[start Provided data]

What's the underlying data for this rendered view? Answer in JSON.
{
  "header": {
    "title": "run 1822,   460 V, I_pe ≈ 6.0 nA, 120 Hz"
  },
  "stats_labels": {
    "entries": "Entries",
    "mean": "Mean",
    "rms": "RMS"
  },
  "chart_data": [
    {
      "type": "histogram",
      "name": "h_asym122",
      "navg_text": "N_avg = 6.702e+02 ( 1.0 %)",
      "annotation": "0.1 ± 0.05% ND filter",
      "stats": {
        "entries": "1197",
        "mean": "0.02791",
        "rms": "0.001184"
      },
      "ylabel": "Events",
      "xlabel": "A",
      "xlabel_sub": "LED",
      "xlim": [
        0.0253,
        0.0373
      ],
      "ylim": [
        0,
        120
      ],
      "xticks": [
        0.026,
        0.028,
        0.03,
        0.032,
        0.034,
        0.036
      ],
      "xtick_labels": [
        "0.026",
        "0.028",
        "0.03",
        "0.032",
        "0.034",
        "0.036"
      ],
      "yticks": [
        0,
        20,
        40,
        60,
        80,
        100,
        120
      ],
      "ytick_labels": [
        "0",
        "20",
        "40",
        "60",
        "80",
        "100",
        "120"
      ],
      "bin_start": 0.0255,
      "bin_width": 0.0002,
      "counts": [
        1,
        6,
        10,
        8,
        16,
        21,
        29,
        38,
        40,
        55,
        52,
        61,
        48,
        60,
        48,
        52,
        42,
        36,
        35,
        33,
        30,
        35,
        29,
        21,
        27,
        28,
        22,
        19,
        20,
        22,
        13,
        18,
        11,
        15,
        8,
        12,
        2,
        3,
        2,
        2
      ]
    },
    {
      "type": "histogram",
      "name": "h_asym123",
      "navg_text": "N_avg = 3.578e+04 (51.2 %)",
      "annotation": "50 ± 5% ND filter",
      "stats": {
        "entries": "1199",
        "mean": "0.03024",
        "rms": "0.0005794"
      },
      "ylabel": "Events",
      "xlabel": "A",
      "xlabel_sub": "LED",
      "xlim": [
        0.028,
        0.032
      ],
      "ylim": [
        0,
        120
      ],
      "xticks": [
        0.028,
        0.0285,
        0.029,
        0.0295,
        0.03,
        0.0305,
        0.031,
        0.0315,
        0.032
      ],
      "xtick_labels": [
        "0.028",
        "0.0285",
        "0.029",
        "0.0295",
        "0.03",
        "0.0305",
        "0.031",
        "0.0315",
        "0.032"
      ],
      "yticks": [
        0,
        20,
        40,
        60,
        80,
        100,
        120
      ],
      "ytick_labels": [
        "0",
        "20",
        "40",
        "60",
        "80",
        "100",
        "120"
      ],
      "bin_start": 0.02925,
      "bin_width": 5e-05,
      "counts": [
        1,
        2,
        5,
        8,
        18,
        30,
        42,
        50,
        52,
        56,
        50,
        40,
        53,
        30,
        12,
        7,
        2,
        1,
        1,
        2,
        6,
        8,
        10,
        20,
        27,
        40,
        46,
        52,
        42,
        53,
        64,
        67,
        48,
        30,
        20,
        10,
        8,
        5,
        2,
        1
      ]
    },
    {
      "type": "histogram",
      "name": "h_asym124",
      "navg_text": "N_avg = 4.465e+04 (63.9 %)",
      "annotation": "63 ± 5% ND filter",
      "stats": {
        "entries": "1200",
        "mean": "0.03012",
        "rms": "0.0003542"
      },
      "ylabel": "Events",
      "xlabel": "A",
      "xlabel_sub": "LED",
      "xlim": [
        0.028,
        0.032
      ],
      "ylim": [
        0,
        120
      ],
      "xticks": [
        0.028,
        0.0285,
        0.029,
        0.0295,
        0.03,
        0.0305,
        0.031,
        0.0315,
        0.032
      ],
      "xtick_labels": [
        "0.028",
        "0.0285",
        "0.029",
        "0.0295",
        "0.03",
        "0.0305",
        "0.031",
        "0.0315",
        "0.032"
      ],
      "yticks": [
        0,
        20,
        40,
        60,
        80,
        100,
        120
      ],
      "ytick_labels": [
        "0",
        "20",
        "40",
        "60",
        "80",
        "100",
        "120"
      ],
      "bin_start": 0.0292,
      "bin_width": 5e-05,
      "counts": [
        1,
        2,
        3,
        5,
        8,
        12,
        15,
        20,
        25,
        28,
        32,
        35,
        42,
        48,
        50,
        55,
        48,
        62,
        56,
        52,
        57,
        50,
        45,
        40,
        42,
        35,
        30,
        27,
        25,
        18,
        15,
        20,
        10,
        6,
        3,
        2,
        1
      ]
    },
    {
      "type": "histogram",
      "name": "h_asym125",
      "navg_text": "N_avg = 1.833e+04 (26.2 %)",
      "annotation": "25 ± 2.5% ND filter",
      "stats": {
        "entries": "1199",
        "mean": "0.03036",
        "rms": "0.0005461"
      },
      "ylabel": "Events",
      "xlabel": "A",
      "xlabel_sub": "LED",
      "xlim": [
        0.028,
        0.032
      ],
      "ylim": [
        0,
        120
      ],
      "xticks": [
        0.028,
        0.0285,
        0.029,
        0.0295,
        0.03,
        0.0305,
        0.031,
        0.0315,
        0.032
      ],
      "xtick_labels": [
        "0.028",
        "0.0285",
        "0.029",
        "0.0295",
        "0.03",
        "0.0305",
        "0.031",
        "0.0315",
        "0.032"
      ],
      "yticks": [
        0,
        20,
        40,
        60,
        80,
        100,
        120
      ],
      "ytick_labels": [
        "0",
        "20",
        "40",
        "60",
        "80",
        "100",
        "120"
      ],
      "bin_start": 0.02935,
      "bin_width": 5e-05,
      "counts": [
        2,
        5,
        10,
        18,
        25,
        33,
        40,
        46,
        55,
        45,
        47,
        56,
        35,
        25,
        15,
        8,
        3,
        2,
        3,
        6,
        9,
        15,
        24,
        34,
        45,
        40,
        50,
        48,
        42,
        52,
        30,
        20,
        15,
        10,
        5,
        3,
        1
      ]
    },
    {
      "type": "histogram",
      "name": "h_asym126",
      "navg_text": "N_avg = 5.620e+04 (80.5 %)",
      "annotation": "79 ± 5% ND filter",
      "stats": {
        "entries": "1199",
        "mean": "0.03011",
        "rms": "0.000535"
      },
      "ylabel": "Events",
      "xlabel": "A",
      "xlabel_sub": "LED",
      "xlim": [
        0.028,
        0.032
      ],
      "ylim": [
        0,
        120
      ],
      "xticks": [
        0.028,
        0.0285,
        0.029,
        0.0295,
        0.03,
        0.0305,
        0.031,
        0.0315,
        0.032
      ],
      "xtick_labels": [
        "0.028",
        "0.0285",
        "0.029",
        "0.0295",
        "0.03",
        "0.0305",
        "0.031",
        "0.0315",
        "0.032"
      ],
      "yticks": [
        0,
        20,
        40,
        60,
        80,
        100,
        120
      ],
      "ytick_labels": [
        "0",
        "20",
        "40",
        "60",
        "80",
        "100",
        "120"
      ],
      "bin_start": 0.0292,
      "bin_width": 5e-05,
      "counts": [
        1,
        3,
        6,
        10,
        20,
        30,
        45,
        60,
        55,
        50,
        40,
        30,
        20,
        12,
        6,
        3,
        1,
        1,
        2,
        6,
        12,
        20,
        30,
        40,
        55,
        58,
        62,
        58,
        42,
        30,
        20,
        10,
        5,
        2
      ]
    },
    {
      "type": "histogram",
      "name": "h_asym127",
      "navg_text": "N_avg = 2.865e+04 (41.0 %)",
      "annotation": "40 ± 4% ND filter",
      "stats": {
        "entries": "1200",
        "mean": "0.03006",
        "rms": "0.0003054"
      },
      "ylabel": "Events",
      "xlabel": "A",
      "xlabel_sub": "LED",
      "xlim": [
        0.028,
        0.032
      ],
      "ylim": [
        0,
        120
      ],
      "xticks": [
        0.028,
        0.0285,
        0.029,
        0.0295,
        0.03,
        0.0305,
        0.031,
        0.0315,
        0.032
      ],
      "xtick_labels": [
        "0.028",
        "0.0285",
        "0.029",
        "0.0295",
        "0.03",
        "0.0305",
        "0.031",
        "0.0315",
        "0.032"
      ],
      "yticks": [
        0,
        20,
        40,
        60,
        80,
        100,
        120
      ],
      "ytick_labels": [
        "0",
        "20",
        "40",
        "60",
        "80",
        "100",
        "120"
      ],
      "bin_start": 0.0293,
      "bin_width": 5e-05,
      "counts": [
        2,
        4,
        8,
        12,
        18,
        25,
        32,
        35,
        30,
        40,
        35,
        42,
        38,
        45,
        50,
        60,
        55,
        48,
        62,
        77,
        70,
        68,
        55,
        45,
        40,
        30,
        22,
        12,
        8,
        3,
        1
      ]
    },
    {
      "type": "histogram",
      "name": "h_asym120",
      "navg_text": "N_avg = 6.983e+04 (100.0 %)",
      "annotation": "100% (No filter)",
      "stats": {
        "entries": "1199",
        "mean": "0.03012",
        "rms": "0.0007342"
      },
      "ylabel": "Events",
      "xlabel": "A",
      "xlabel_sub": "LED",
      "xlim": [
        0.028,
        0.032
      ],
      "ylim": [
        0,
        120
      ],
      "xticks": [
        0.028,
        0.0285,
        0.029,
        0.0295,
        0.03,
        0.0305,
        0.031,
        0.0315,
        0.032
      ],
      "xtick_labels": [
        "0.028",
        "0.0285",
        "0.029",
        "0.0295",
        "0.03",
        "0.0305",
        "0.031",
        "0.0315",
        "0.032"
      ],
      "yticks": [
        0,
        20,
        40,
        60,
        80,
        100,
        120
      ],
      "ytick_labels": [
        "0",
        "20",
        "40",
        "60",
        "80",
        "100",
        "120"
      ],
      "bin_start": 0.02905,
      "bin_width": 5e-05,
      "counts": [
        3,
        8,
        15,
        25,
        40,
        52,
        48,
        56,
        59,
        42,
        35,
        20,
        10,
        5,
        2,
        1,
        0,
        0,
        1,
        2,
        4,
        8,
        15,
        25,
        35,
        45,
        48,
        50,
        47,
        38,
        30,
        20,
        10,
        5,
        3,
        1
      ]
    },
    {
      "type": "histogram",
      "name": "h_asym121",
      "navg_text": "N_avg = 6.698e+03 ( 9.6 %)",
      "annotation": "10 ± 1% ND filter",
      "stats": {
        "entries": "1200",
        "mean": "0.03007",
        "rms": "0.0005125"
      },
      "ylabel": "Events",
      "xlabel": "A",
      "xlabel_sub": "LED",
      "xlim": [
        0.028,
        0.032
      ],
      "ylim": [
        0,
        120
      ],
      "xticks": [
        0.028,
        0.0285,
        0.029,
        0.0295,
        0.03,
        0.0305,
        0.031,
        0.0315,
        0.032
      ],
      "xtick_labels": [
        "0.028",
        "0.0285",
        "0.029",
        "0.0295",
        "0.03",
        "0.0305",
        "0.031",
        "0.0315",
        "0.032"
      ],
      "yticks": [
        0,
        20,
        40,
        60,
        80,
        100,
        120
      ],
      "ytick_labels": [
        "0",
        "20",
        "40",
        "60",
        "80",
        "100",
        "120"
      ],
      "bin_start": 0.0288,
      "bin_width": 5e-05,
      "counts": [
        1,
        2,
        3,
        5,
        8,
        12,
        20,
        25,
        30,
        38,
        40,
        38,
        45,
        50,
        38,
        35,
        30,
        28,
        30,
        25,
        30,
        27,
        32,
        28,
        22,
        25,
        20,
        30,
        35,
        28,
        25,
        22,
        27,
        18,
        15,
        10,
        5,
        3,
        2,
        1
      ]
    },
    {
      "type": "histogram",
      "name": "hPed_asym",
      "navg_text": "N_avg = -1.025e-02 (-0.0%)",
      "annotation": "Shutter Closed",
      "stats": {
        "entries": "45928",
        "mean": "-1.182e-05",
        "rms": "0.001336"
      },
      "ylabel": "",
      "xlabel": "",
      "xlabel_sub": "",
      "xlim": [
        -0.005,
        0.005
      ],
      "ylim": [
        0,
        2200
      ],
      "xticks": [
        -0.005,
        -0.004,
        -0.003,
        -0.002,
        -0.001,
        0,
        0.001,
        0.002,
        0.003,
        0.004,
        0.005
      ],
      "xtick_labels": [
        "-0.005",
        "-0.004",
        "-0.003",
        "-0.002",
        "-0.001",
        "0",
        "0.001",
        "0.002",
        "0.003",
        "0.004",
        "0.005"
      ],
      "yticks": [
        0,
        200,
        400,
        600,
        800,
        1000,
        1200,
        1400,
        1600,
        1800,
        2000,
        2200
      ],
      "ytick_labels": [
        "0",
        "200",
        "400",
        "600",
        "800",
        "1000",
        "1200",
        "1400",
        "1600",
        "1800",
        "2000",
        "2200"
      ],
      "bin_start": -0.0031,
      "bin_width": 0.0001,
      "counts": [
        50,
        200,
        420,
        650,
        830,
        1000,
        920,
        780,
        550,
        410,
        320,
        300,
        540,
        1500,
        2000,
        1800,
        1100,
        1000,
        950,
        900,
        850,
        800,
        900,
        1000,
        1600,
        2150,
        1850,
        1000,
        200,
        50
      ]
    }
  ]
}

[end Provided data]

**What is expected**
Search the entries for the word "annotation" and pick out every line that holds it.

**Answer below**
      "annotation": "0.1 ± 0.05% ND filter",
      "annotation": "50 ± 5% ND filter",
      "annotation": "63 ± 5% ND filter",
      "annotation": "25 ± 2.5% ND filter",
      "annotation": "79 ± 5% ND filter",
      "annotation": "40 ± 4% ND filter",
      "annotation": "100% (No filter)",
      "annotation": "10 ± 1% ND filter",
      "annotation": "Shutter Closed",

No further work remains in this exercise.